**What is asked**
All entries below need to be written out exactly, but without their pictures.
╭─ Records to use
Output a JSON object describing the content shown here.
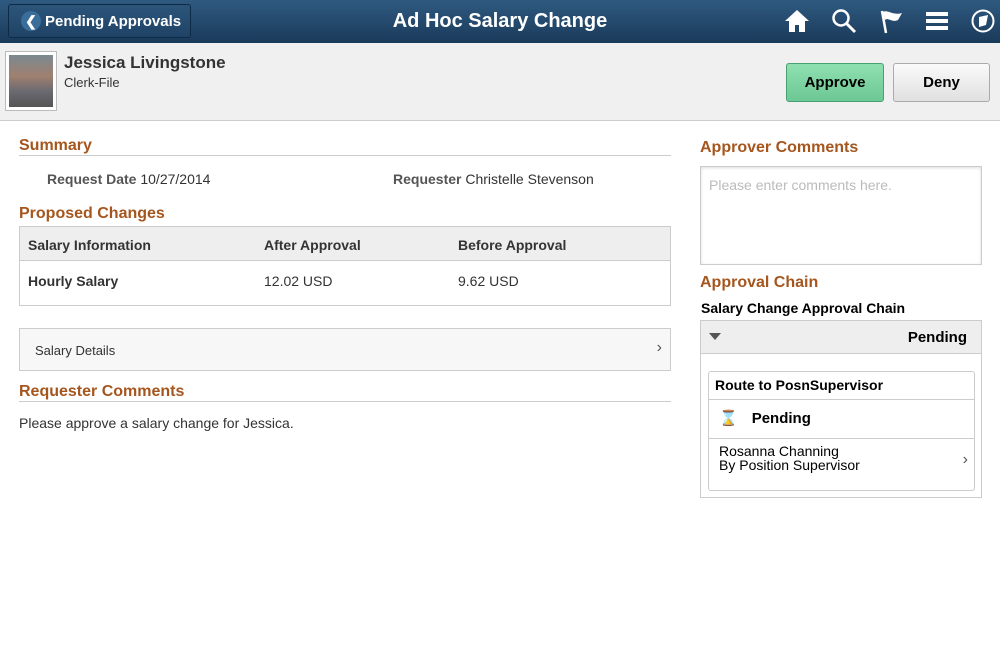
{
  "banner": {
    "back_label": "Pending Approvals",
    "title": "Ad Hoc Salary Change",
    "icons": [
      "home-icon",
      "search-icon",
      "flag-icon",
      "menu-icon",
      "navbar-icon"
    ]
  },
  "employee": {
    "name": "Jessica Livingstone",
    "job": "Clerk-File"
  },
  "actions": {
    "approve": "Approve",
    "deny": "Deny"
  },
  "summary": {
    "title": "Summary",
    "request_date_label": "Request Date",
    "request_date": "10/27/2014",
    "requester_label": "Requester",
    "requester": "Christelle Stevenson"
  },
  "proposed": {
    "title": "Proposed Changes",
    "columns": [
      "Salary Information",
      "After Approval",
      "Before Approval"
    ],
    "rows": [
      [
        "Hourly Salary",
        "12.02 USD",
        "9.62 USD"
      ]
    ]
  },
  "salary_details": "Salary Details",
  "requester_comments": {
    "title": "Requester Comments",
    "text": "Please approve a salary change for Jessica."
  },
  "approver_comments": {
    "title": "Approver Comments",
    "placeholder": "Please enter comments here."
  },
  "approval_chain": {
    "title": "Approval Chain",
    "name": "Salary Change Approval Chain",
    "status": "Pending",
    "step": {
      "title": "Route to PosnSupervisor",
      "status": "Pending",
      "approver": "Rosanna Channing",
      "approver_role": "By Position Supervisor"
    }
  },
  "colors": {
    "accent": "#a5561e",
    "banner": "#1f4366",
    "approve": "#6cc894"
  }
}
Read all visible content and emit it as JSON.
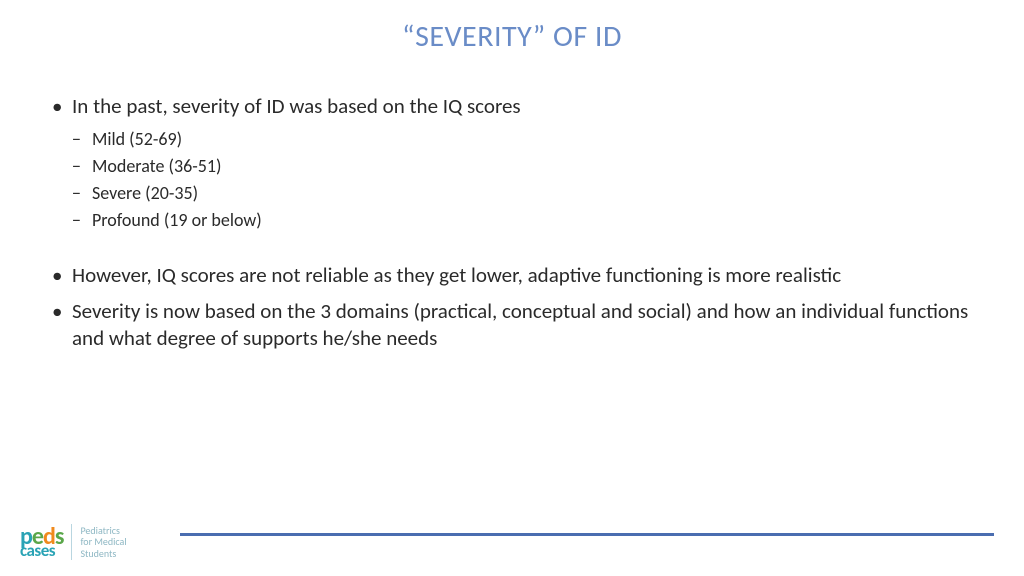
{
  "title": "“SEVERITY” OF ID",
  "bullets": {
    "b0": "In the past, severity of ID was based on the IQ scores",
    "sub": {
      "s0": "Mild (52-69)",
      "s1": "Moderate (36-51)",
      "s2": "Severe (20-35)",
      "s3": "Profound (19 or below)"
    },
    "b1": "However, IQ scores are not reliable as they get lower, adaptive functioning is more realistic",
    "b2": "Severity is now based on the 3 domains (practical, conceptual and social) and how an individual functions and what degree of supports he/she needs"
  },
  "logo": {
    "line1": "Pediatrics",
    "line2": "for Medical",
    "line3": "Students"
  },
  "colors": {
    "title": "#6a8cc7",
    "text": "#2a2a2a",
    "rule": "#4a6db0",
    "logo_green": "#5aa74a",
    "logo_teal": "#2aa3b5",
    "logo_orange": "#f08a1d",
    "logo_caption": "#8fb8c4"
  },
  "typography": {
    "title_fontsize": 30,
    "body_fontsize": 21,
    "sub_fontsize": 18,
    "logo_caption_fontsize": 10
  }
}
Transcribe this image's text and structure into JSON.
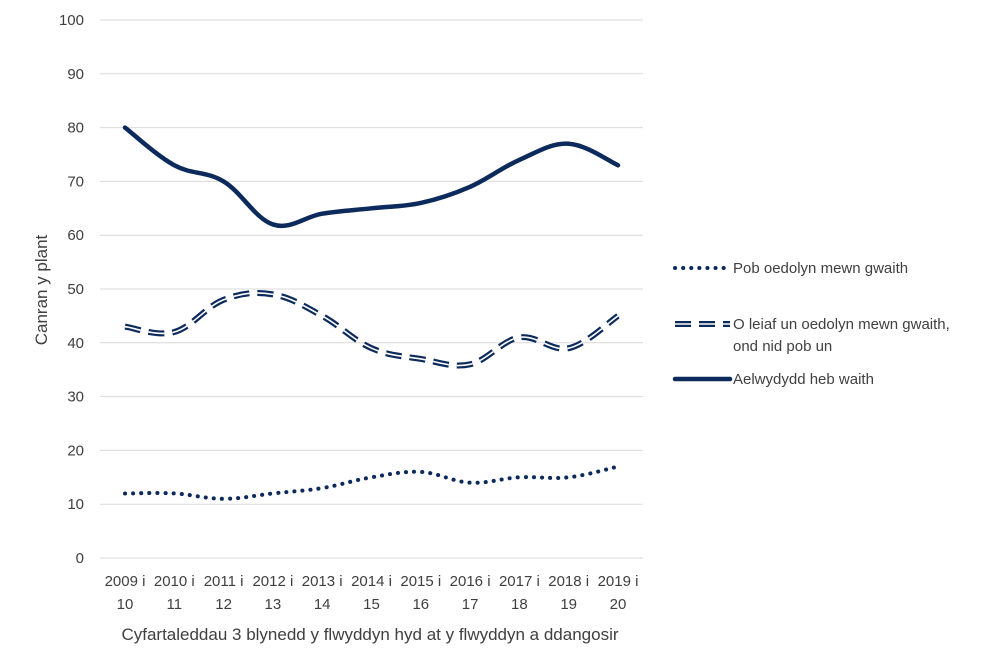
{
  "chart_data": {
    "type": "line",
    "title": "",
    "xlabel": "Cyfartaleddau 3 blynedd y flwyddyn hyd at y flwyddyn a ddangosir",
    "ylabel": "Canran y plant",
    "ylim": [
      0,
      100
    ],
    "yticks": [
      "0",
      "10",
      "20",
      "30",
      "40",
      "50",
      "60",
      "70",
      "80",
      "90",
      "100"
    ],
    "grid": true,
    "legend_position": "right",
    "categories": [
      [
        "2009 i",
        "10"
      ],
      [
        "2010 i",
        "11"
      ],
      [
        "2011 i",
        "12"
      ],
      [
        "2012 i",
        "13"
      ],
      [
        "2013 i",
        "14"
      ],
      [
        "2014 i",
        "15"
      ],
      [
        "2015 i",
        "16"
      ],
      [
        "2016 i",
        "17"
      ],
      [
        "2017 i",
        "18"
      ],
      [
        "2018 i",
        "19"
      ],
      [
        "2019 i",
        "20"
      ]
    ],
    "series": [
      {
        "name": "Pob oedolyn mewn gwaith",
        "name_lines": [
          "Pob oedolyn mewn gwaith"
        ],
        "style": "dotted",
        "values": [
          12,
          12,
          11,
          12,
          13,
          15,
          16,
          14,
          15,
          15,
          17
        ]
      },
      {
        "name": "O leiaf un oedolyn mewn gwaith, ond nid pob un",
        "name_lines": [
          "O leiaf un oedolyn mewn gwaith,",
          "ond nid pob un"
        ],
        "style": "dashed-double",
        "values": [
          43,
          42,
          48,
          49,
          45,
          39,
          37,
          36,
          41,
          39,
          45
        ]
      },
      {
        "name": "Aelwydydd heb waith",
        "name_lines": [
          "Aelwydydd heb waith"
        ],
        "style": "solid",
        "values": [
          80,
          73,
          70,
          62,
          64,
          65,
          66,
          69,
          74,
          77,
          73
        ]
      }
    ],
    "colors": {
      "series": "#0c2a5b",
      "grid": "#d9d9d9",
      "text": "#404040"
    }
  }
}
╰─
**Answer in full**
Output a JSON object describing the content shown here.
{
  "banner": {
    "back_label": "Pending Approvals",
    "title": "Ad Hoc Salary Change",
    "icons": [
      "home-icon",
      "search-icon",
      "flag-icon",
      "menu-icon",
      "navbar-icon"
    ]
  },
  "employee": {
    "name": "Jessica Livingstone",
    "job": "Clerk-File"
  },
  "actions": {
    "approve": "Approve",
    "deny": "Deny"
  },
  "summary": {
    "title": "Summary",
    "request_date_label": "Request Date",
    "request_date": "10/27/2014",
    "requester_label": "Requester",
    "requester": "Christelle Stevenson"
  },
  "proposed": {
    "title": "Proposed Changes",
    "columns": [
      "Salary Information",
      "After Approval",
      "Before Approval"
    ],
    "rows": [
      [
        "Hourly Salary",
        "12.02 USD",
        "9.62 USD"
      ]
    ]
  },
  "salary_details": "Salary Details",
  "requester_comments": {
    "title": "Requester Comments",
    "text": "Please approve a salary change for Jessica."
  },
  "approver_comments": {
    "title": "Approver Comments",
    "placeholder": "Please enter comments here."
  },
  "approval_chain": {
    "title": "Approval Chain",
    "name": "Salary Change Approval Chain",
    "status": "Pending",
    "step": {
      "title": "Route to PosnSupervisor",
      "status": "Pending",
      "approver": "Rosanna Channing",
      "approver_role": "By Position Supervisor"
    }
  },
  "colors": {
    "accent": "#a5561e",
    "banner": "#1f4366",
    "approve": "#6cc894"
  }
}
Read all visible content and emit it as JSON.
{
  "title": "“SEVERITY” OF ID",
  "bullets": {
    "b0": "In the past, severity of ID was based on the IQ scores",
    "sub": {
      "s0": "Mild (52-69)",
      "s1": "Moderate (36-51)",
      "s2": "Severe (20-35)",
      "s3": "Profound (19 or below)"
    },
    "b1": "However, IQ scores are not reliable as they get lower, adaptive functioning is more realistic",
    "b2": "Severity is now based on the 3 domains (practical, conceptual and social) and how an individual functions and what degree of supports he/she needs"
  },
  "logo": {
    "line1": "Pediatrics",
    "line2": "for Medical",
    "line3": "Students"
  },
  "colors": {
    "title": "#6a8cc7",
    "text": "#2a2a2a",
    "rule": "#4a6db0",
    "logo_green": "#5aa74a",
    "logo_teal": "#2aa3b5",
    "logo_orange": "#f08a1d",
    "logo_caption": "#8fb8c4"
  },
  "typography": {
    "title_fontsize": 30,
    "body_fontsize": 21,
    "sub_fontsize": 18,
    "logo_caption_fontsize": 10
  }
}
Transcribe this image's text and structure into JSON.
{
  "chart_data": {
    "type": "line",
    "title": "",
    "xlabel": "Cyfartaleddau 3 blynedd y flwyddyn hyd at y flwyddyn a ddangosir",
    "ylabel": "Canran y plant",
    "ylim": [
      0,
      100
    ],
    "yticks": [
      "0",
      "10",
      "20",
      "30",
      "40",
      "50",
      "60",
      "70",
      "80",
      "90",
      "100"
    ],
    "grid": true,
    "legend_position": "right",
    "categories": [
      [
        "2009 i",
        "10"
      ],
      [
        "2010 i",
        "11"
      ],
      [
        "2011 i",
        "12"
      ],
      [
        "2012 i",
        "13"
      ],
      [
        "2013 i",
        "14"
      ],
      [
        "2014 i",
        "15"
      ],
      [
        "2015 i",
        "16"
      ],
      [
        "2016 i",
        "17"
      ],
      [
        "2017 i",
        "18"
      ],
      [
        "2018 i",
        "19"
      ],
      [
        "2019 i",
        "20"
      ]
    ],
    "series": [
      {
        "name": "Pob oedolyn mewn gwaith",
        "name_lines": [
          "Pob oedolyn mewn gwaith"
        ],
        "style": "dotted",
        "values": [
          12,
          12,
          11,
          12,
          13,
          15,
          16,
          14,
          15,
          15,
          17
        ]
      },
      {
        "name": "O leiaf un oedolyn mewn gwaith, ond nid pob un",
        "name_lines": [
          "O leiaf un oedolyn mewn gwaith,",
          "ond nid pob un"
        ],
        "style": "dashed-double",
        "values": [
          43,
          42,
          48,
          49,
          45,
          39,
          37,
          36,
          41,
          39,
          45
        ]
      },
      {
        "name": "Aelwydydd heb waith",
        "name_lines": [
          "Aelwydydd heb waith"
        ],
        "style": "solid",
        "values": [
          80,
          73,
          70,
          62,
          64,
          65,
          66,
          69,
          74,
          77,
          73
        ]
      }
    ],
    "colors": {
      "series": "#0c2a5b",
      "grid": "#d9d9d9",
      "text": "#404040"
    }
  }
}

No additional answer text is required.